• _YOUR TASK_
In the listing below, locate the lines that hold "Residential" and copy them.

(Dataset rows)
>> BEGIN
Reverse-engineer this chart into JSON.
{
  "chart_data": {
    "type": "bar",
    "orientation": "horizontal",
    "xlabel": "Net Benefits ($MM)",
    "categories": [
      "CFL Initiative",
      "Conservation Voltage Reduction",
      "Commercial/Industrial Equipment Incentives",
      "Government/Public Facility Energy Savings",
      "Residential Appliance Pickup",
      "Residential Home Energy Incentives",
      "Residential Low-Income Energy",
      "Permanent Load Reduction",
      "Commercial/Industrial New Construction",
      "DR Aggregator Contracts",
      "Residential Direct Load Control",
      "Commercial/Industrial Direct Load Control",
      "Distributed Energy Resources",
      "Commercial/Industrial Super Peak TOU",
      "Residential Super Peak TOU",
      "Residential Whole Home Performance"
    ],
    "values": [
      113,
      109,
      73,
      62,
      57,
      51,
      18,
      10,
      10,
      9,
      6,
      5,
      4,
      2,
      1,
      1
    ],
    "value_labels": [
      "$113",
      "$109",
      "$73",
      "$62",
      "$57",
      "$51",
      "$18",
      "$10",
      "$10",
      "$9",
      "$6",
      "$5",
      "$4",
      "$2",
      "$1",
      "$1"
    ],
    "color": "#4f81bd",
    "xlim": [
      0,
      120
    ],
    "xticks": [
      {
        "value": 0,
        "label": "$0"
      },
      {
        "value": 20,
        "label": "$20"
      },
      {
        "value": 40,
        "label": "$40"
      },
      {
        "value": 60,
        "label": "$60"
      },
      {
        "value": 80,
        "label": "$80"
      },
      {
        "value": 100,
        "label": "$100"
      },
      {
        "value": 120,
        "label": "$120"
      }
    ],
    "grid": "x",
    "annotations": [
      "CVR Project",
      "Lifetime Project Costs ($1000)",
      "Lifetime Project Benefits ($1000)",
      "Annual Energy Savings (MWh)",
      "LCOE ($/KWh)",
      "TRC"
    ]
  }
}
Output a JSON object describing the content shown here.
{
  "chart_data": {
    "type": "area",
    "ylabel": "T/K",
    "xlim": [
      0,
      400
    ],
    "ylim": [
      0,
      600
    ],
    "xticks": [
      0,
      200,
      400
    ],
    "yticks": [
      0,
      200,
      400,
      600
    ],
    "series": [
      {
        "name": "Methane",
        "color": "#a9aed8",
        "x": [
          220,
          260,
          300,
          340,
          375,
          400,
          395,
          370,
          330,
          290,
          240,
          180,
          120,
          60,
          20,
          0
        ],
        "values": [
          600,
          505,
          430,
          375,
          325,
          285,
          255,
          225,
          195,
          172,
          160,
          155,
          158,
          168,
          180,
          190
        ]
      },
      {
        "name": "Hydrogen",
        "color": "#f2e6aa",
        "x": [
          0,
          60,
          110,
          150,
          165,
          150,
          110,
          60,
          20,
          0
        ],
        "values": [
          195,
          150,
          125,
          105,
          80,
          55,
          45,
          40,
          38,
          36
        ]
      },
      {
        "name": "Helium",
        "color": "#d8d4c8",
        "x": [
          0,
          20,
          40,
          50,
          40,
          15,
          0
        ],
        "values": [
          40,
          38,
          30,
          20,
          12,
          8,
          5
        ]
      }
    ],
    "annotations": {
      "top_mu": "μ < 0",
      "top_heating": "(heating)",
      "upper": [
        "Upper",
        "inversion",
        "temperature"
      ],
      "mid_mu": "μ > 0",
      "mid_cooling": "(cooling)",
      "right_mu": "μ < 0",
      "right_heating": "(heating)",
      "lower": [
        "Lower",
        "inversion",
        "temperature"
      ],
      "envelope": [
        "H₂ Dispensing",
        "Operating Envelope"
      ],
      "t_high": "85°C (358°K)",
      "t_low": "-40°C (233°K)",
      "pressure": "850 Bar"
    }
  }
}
>> END
• _EXERCISE SOLUTION_
      "Residential Appliance Pickup",
      "Residential Home Energy Incentives",
      "Residential Low-Income Energy",
      "Residential Direct Load Control",
      "Residential Super Peak TOU",
      "Residential Whole Home Performance"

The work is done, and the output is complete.